= Exercise objective =
Word for word, transcribe the lines below and drop the pictures.
---*---
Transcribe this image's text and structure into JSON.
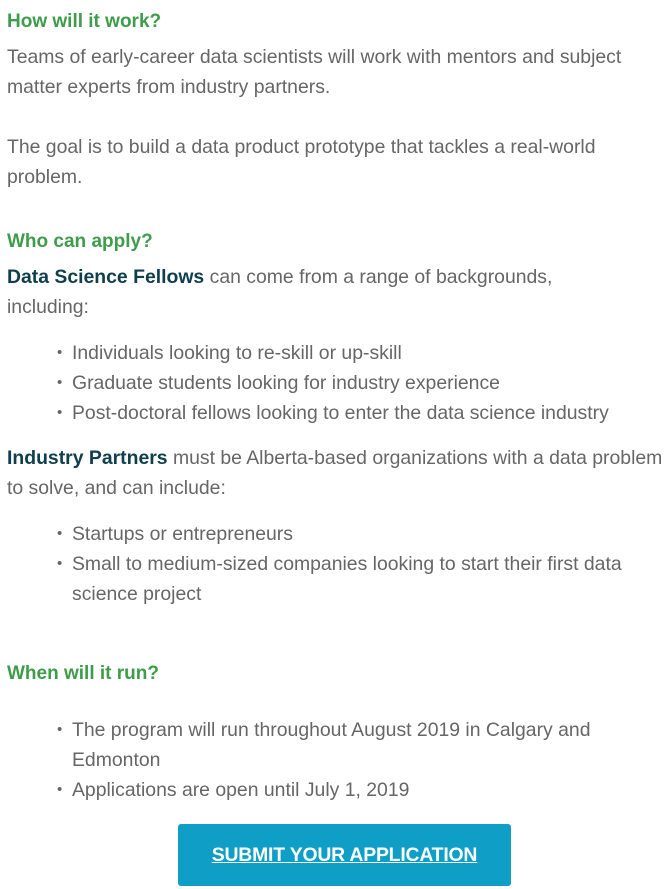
{
  "section_how": {
    "heading": "How will it work?",
    "para1": "Teams of early-career data scientists will work with mentors and subject matter experts from industry partners.",
    "para2": "The goal is to build a data product prototype that tackles a real-world problem."
  },
  "section_who": {
    "heading": "Who can apply?",
    "fellows_term": "Data Science Fellows",
    "fellows_text": " can come from a range of backgrounds, including:",
    "fellows_items": [
      "Individuals looking to re-skill or up-skill",
      "Graduate students looking for industry experience",
      "Post-doctoral fellows looking to enter the data science industry"
    ],
    "partners_term": "Industry Partners",
    "partners_text": " must be Alberta-based organizations with a data problem to solve, and can include:",
    "partners_items": [
      "Startups or entrepreneurs",
      "Small to medium-sized companies looking to start their first data science project"
    ]
  },
  "section_when": {
    "heading": "When will it run?",
    "items": [
      "The program will run throughout August 2019 in Calgary and Edmonton",
      "Applications are open until July 1, 2019"
    ]
  },
  "cta": {
    "label": "SUBMIT YOUR APPLICATION"
  }
}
---*---
= The response =
Transcribe this image's text and structure into JSON.
{
  "section_how": {
    "heading": "How will it work?",
    "para1": "Teams of early-career data scientists will work with mentors and subject matter experts from industry partners.",
    "para2": "The goal is to build a data product prototype that tackles a real-world problem."
  },
  "section_who": {
    "heading": "Who can apply?",
    "fellows_term": "Data Science Fellows",
    "fellows_text": " can come from a range of backgrounds, including:",
    "fellows_items": [
      "Individuals looking to re-skill or up-skill",
      "Graduate students looking for industry experience",
      "Post-doctoral fellows looking to enter the data science industry"
    ],
    "partners_term": "Industry Partners",
    "partners_text": " must be Alberta-based organizations with a data problem to solve, and can include:",
    "partners_items": [
      "Startups or entrepreneurs",
      "Small to medium-sized companies looking to start their first data science project"
    ]
  },
  "section_when": {
    "heading": "When will it run?",
    "items": [
      "The program will run throughout August 2019 in Calgary and Edmonton",
      "Applications are open until July 1, 2019"
    ]
  },
  "cta": {
    "label": "SUBMIT YOUR APPLICATION"
  }
}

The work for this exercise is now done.